**Records supplied**.
▽

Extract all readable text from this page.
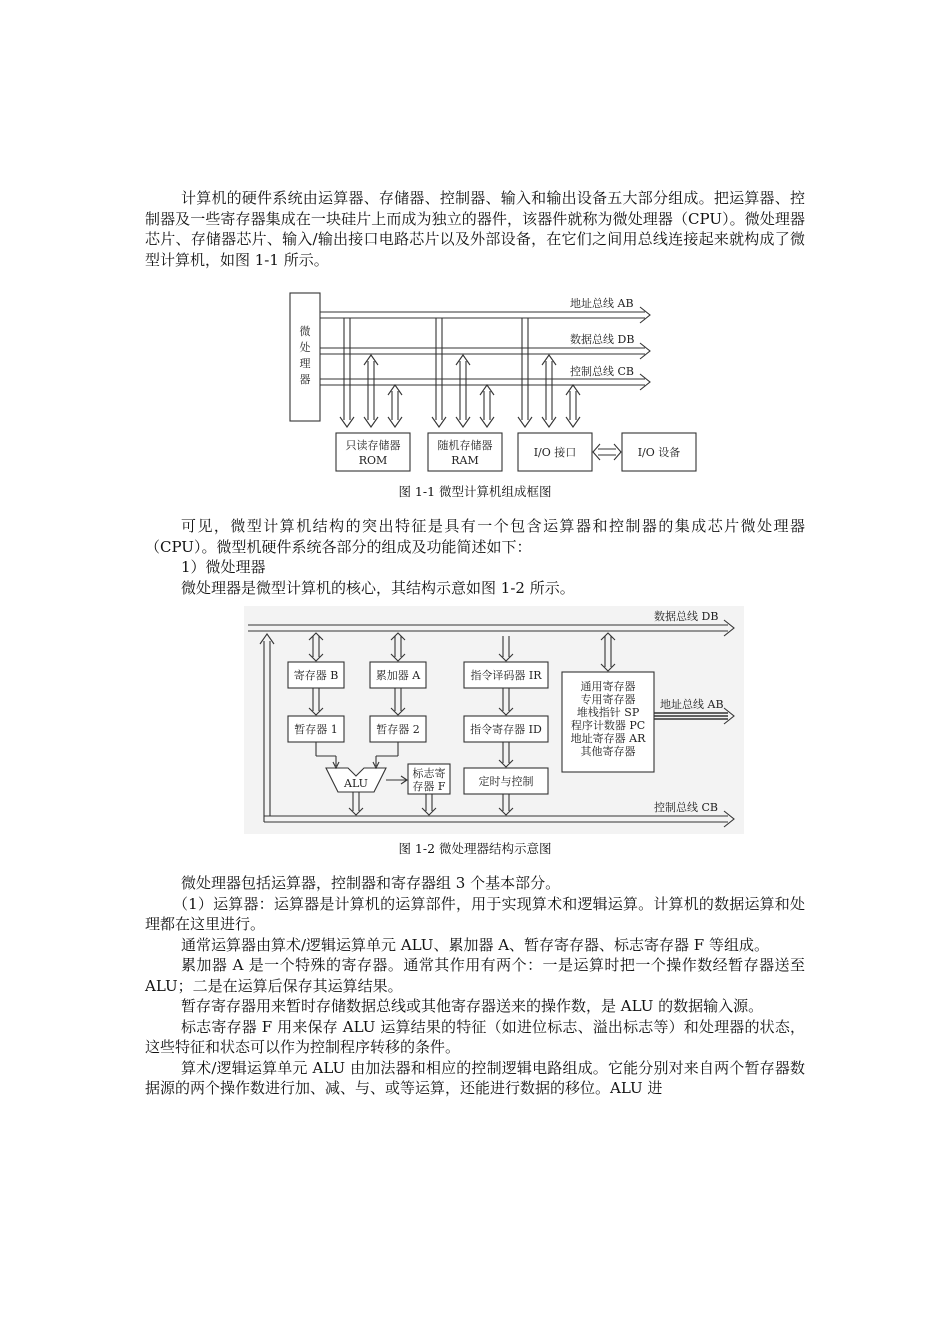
计算机的硬件系统由运算器、存储器、控制器、输入和输出设备五大部分组成。把运算器、控制器及一些寄存器集成在一块硅片上而成为独立的器件，该器件就称为微处理器（CPU）。微处理器芯片、存储器芯片、输入/输出接口电路芯片以及外部设备，在它们之间用总线连接起来就构成了微型计算机，如图 1-1 所示。

微
处
理
器
地址总线 AB
数据总线 DB
控制总线 CB
只读存储器
ROM
随机存储器
RAM
I/O 接口	I/O 设备

图 1-1 微型计算机组成框图

可见，微型计算机结构的突出特征是具有一个包含运算器和控制器的集成芯片微处理器（CPU）。微型机硬件系统各部分的组成及功能简述如下：

1）微处理器

微处理器是微型计算机的核心，其结构示意如图 1-2 所示。

数据总线 DB
地址总线 AB
控制总线 CB
寄存器 B	累加器 A	指令译码器 IR
暂存器 1	暂存器 2	指令寄存器 ID
ALU
标志寄
存器 F	定时与控制
通用寄存器
专用寄存器
堆栈指针 SP
程序计数器 PC
地址寄存器 AR
其他寄存器

图 1-2 微处理器结构示意图

微处理器包括运算器，控制器和寄存器组 3 个基本部分。

（1）运算器：运算器是计算机的运算部件，用于实现算术和逻辑运算。计算机的数据运算和处理都在这里进行。

通常运算器由算术/逻辑运算单元 ALU、累加器 A、暂存寄存器、标志寄存器 F 等组成。

累加器 A 是一个特殊的寄存器。通常其作用有两个：一是运算时把一个操作数经暂存器送至 ALU；二是在运算后保存其运算结果。

暂存寄存器用来暂时存储数据总线或其他寄存器送来的操作数，是 ALU 的数据输入源。

标志寄存器 F 用来保存 ALU 运算结果的特征（如进位标志、溢出标志等）和处理器的状态，这些特征和状态可以作为控制程序转移的条件。

算术/逻辑运算单元 ALU 由加法器和相应的控制逻辑电路组成。它能分别对来自两个暂存器数据源的两个操作数进行加、减、与、或等运算，还能进行数据的移位。ALU 进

△

**Exercise goal**. Copy every line in the records above that contains the word "逻辑运算单元".

**Final result**.
通常运算器由算术/逻辑运算单元 ALU、累加器 A、暂存寄存器、标志寄存器 F 等组成。
算术/逻辑运算单元 ALU 由加法器和相应的控制逻辑电路组成。它能分别对来自两个暂存器数据源的两个操作数进行加、减、与、或等运算，还能进行数据的移位。ALU 进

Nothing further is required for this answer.